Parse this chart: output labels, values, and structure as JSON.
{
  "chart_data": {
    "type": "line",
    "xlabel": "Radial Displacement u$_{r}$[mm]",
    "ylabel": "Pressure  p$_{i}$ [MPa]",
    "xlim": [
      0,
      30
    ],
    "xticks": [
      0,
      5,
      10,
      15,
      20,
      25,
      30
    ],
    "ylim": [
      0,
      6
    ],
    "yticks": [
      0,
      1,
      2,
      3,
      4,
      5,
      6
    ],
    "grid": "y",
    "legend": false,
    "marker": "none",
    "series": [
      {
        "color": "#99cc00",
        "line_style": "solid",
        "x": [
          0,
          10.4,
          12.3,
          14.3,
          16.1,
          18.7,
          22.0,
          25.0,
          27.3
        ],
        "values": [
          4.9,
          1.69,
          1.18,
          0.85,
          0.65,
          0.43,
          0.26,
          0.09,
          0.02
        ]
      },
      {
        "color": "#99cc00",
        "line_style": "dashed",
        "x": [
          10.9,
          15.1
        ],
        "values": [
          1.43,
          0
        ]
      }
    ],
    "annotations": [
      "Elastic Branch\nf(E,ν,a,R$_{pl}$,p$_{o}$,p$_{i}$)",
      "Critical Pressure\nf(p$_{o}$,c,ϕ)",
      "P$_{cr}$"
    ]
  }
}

• • • •

Your goal: Print the material verbatim, all of it.

Written solution:
Parse this chart: output labels, values, and structure as JSON.
{
  "chart_data": {
    "type": "line",
    "xlabel": "Radial Displacement u$_{r}$[mm]",
    "ylabel": "Pressure  p$_{i}$ [MPa]",
    "xlim": [
      0,
      30
    ],
    "xticks": [
      0,
      5,
      10,
      15,
      20,
      25,
      30
    ],
    "ylim": [
      0,
      6
    ],
    "yticks": [
      0,
      1,
      2,
      3,
      4,
      5,
      6
    ],
    "grid": "y",
    "legend": false,
    "marker": "none",
    "series": [
      {
        "color": "#99cc00",
        "line_style": "solid",
        "x": [
          0,
          10.4,
          12.3,
          14.3,
          16.1,
          18.7,
          22.0,
          25.0,
          27.3
        ],
        "values": [
          4.9,
          1.69,
          1.18,
          0.85,
          0.65,
          0.43,
          0.26,
          0.09,
          0.02
        ]
      },
      {
        "color": "#99cc00",
        "line_style": "dashed",
        "x": [
          10.9,
          15.1
        ],
        "values": [
          1.43,
          0
        ]
      }
    ],
    "annotations": [
      "Elastic Branch\nf(E,ν,a,R$_{pl}$,p$_{o}$,p$_{i}$)",
      "Critical Pressure\nf(p$_{o}$,c,ϕ)",
      "P$_{cr}$"
    ]
  }
}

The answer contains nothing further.